### [What you are asked to do]
The data below needs to be returned exactly, line for line.

--- Start Dataset extract ---

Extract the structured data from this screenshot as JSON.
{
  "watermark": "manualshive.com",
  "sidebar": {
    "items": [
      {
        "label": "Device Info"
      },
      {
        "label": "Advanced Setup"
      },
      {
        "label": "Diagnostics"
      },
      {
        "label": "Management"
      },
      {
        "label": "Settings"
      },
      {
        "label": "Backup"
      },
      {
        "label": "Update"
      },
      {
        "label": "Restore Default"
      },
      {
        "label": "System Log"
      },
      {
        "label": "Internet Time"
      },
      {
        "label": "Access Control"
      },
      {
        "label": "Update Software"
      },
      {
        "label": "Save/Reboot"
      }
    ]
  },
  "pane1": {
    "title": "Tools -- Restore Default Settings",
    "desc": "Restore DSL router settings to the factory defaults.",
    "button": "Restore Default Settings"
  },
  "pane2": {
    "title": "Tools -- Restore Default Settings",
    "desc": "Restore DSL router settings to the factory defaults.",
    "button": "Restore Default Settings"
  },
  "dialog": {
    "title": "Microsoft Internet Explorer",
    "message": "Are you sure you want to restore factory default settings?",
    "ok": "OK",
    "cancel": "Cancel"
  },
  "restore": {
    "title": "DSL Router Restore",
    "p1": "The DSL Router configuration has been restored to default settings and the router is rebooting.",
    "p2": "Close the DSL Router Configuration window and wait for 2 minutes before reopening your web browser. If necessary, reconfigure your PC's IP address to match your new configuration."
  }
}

--- End Dataset extract ---

### [Answer in full]
Extract the structured data from this screenshot as JSON.
{
  "watermark": "manualshive.com",
  "sidebar": {
    "items": [
      {
        "label": "Device Info"
      },
      {
        "label": "Advanced Setup"
      },
      {
        "label": "Diagnostics"
      },
      {
        "label": "Management"
      },
      {
        "label": "Settings"
      },
      {
        "label": "Backup"
      },
      {
        "label": "Update"
      },
      {
        "label": "Restore Default"
      },
      {
        "label": "System Log"
      },
      {
        "label": "Internet Time"
      },
      {
        "label": "Access Control"
      },
      {
        "label": "Update Software"
      },
      {
        "label": "Save/Reboot"
      }
    ]
  },
  "pane1": {
    "title": "Tools -- Restore Default Settings",
    "desc": "Restore DSL router settings to the factory defaults.",
    "button": "Restore Default Settings"
  },
  "pane2": {
    "title": "Tools -- Restore Default Settings",
    "desc": "Restore DSL router settings to the factory defaults.",
    "button": "Restore Default Settings"
  },
  "dialog": {
    "title": "Microsoft Internet Explorer",
    "message": "Are you sure you want to restore factory default settings?",
    "ok": "OK",
    "cancel": "Cancel"
  },
  "restore": {
    "title": "DSL Router Restore",
    "p1": "The DSL Router configuration has been restored to default settings and the router is rebooting.",
    "p2": "Close the DSL Router Configuration window and wait for 2 minutes before reopening your web browser. If necessary, reconfigure your PC's IP address to match your new configuration."
  }
}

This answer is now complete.